Data records
━━━━━━━━━━

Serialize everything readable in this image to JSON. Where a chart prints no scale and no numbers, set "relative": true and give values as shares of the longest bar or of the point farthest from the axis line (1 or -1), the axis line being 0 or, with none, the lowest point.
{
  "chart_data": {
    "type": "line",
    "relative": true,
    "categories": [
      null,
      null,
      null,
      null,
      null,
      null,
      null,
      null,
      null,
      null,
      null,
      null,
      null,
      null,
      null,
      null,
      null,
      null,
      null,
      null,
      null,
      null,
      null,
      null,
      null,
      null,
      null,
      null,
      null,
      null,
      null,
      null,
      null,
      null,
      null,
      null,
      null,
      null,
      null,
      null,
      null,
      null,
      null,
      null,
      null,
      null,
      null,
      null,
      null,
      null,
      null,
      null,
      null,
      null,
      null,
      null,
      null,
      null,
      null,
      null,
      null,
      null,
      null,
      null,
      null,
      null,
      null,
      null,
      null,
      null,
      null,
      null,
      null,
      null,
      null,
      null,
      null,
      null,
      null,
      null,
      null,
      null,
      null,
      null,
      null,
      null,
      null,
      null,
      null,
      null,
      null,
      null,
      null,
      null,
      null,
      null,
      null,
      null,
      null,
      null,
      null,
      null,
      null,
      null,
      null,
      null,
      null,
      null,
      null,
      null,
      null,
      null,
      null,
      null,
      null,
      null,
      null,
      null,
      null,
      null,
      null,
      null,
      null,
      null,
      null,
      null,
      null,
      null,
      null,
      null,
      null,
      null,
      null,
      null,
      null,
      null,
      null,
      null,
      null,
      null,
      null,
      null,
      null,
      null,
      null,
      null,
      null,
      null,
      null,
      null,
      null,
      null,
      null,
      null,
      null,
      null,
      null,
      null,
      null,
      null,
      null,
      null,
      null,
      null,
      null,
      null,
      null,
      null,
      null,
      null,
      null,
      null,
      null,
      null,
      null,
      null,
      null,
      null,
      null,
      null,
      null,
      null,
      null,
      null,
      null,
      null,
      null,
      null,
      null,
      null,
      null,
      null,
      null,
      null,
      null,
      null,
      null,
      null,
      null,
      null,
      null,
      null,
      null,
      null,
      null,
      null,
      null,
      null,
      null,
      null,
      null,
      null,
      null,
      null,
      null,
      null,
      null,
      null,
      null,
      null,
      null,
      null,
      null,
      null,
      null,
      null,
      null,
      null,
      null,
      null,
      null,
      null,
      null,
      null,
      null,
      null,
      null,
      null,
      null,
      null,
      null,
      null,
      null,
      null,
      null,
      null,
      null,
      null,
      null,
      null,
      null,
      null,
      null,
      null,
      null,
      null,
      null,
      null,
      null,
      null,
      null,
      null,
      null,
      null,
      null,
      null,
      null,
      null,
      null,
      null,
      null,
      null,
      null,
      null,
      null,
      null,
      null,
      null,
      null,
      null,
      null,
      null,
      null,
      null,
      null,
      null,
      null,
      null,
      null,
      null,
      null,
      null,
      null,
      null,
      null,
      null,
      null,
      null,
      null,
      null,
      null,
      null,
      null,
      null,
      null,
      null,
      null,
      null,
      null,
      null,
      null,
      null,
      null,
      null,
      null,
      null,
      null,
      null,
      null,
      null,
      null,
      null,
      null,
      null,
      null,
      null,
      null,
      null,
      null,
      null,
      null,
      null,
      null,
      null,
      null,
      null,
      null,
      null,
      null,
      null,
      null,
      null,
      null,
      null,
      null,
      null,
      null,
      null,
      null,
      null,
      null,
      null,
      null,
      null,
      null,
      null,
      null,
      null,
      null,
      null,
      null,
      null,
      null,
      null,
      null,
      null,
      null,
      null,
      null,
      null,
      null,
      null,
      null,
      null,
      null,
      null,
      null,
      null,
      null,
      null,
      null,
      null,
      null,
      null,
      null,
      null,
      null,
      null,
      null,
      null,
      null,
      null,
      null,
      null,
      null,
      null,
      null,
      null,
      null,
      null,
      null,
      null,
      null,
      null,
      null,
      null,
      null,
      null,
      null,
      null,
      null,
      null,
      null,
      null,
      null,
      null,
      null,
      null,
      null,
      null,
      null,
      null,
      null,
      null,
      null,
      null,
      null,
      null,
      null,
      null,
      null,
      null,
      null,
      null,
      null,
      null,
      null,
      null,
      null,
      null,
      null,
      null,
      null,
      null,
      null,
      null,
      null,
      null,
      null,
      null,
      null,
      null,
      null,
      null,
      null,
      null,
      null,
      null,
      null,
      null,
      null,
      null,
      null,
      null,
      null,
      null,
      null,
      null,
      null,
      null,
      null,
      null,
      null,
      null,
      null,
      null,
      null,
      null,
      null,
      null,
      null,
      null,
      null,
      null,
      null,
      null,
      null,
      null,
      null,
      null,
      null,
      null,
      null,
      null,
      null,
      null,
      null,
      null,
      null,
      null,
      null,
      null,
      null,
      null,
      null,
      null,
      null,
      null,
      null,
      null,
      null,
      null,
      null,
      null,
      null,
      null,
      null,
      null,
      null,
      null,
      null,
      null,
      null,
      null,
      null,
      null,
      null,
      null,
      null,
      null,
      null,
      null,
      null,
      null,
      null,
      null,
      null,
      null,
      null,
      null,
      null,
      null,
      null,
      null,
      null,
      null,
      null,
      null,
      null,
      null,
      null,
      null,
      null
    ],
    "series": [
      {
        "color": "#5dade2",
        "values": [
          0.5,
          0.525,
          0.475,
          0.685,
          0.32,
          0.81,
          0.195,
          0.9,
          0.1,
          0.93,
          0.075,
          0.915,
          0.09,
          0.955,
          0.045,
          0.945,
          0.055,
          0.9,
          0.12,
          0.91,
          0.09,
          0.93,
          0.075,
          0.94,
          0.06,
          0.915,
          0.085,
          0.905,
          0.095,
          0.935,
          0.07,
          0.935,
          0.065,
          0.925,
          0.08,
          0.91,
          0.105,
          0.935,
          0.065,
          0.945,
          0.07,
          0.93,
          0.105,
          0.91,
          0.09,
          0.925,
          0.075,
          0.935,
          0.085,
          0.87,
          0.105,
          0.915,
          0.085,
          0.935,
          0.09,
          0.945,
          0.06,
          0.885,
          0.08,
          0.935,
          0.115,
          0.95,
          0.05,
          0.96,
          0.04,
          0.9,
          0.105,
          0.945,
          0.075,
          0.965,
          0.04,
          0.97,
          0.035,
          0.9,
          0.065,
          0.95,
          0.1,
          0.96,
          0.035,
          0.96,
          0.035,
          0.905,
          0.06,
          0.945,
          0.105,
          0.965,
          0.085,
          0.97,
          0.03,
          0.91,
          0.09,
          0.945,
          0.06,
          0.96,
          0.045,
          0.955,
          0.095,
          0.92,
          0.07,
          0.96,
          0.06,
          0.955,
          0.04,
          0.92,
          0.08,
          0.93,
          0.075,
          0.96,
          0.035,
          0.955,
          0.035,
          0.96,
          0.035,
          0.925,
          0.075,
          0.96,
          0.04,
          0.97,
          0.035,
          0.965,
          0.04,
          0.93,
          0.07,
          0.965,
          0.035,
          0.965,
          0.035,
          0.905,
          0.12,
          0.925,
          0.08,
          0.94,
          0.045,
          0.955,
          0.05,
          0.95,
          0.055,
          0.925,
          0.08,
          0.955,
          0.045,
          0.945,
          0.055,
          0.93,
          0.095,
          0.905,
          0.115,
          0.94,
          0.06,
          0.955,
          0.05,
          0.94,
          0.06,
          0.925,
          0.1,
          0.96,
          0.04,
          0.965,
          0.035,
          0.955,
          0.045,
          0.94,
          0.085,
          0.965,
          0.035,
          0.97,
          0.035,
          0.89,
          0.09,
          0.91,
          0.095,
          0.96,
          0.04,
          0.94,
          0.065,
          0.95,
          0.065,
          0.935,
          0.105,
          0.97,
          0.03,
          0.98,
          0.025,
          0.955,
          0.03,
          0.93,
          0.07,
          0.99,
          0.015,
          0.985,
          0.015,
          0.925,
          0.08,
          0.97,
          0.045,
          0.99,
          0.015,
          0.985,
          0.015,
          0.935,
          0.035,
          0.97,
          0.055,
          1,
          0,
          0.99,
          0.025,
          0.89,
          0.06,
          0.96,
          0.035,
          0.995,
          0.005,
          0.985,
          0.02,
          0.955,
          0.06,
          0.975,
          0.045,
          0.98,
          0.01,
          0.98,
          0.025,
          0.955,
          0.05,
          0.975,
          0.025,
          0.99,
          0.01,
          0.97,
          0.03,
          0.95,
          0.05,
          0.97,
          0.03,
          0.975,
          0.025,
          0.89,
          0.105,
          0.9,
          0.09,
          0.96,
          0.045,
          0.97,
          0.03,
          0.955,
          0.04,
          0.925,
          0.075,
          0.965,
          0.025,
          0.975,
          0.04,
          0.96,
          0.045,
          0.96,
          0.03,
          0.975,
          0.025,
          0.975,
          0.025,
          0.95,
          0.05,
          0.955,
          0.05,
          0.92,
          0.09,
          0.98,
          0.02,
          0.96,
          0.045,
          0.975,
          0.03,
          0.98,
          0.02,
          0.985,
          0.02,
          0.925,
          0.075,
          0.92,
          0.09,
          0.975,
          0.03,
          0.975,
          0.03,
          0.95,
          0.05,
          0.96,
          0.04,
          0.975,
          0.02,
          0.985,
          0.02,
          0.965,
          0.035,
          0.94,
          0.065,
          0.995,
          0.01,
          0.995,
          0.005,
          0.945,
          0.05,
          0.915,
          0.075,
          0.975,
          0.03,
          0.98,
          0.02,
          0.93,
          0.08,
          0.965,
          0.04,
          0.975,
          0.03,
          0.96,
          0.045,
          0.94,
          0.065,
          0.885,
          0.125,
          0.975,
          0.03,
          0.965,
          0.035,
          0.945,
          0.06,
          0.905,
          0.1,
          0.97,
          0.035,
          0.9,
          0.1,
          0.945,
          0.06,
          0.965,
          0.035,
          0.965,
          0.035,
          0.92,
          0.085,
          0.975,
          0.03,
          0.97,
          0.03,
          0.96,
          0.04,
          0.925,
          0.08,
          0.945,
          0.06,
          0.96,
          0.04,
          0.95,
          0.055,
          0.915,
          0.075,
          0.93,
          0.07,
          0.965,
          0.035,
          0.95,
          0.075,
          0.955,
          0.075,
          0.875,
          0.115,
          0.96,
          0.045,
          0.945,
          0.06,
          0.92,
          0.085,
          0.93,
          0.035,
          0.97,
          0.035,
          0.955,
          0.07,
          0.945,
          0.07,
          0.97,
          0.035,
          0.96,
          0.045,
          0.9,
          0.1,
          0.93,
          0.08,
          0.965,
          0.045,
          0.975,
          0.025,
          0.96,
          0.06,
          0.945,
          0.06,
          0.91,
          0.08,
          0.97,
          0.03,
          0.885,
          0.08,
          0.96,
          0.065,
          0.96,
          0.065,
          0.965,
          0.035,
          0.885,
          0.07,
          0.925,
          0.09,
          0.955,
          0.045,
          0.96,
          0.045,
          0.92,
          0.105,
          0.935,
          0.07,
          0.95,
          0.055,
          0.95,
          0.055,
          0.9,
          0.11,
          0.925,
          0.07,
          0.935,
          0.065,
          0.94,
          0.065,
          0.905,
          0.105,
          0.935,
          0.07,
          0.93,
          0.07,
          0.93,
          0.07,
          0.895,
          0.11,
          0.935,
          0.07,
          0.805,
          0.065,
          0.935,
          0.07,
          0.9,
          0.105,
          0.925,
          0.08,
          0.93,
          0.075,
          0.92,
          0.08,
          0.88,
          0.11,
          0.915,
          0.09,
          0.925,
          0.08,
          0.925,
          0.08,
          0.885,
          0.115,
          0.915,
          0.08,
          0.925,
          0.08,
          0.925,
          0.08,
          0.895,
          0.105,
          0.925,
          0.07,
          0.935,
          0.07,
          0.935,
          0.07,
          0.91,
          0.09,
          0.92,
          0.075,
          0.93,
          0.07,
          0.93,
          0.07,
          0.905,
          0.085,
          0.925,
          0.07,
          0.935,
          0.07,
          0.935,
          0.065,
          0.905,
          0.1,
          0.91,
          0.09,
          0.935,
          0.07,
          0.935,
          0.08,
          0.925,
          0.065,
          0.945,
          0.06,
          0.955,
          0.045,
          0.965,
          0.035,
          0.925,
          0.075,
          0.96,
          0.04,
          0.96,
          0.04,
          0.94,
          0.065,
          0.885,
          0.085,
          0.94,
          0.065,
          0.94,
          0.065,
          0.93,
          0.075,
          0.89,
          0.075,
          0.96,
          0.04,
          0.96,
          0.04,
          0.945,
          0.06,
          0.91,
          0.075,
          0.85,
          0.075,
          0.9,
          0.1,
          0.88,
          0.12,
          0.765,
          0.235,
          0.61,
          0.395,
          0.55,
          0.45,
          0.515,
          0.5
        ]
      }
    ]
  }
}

━━━━━━━━━━

- [Task directions] Each line of the data that includes the word "values" counts once; report the total and nothing more.

- [Output for this exercise] 2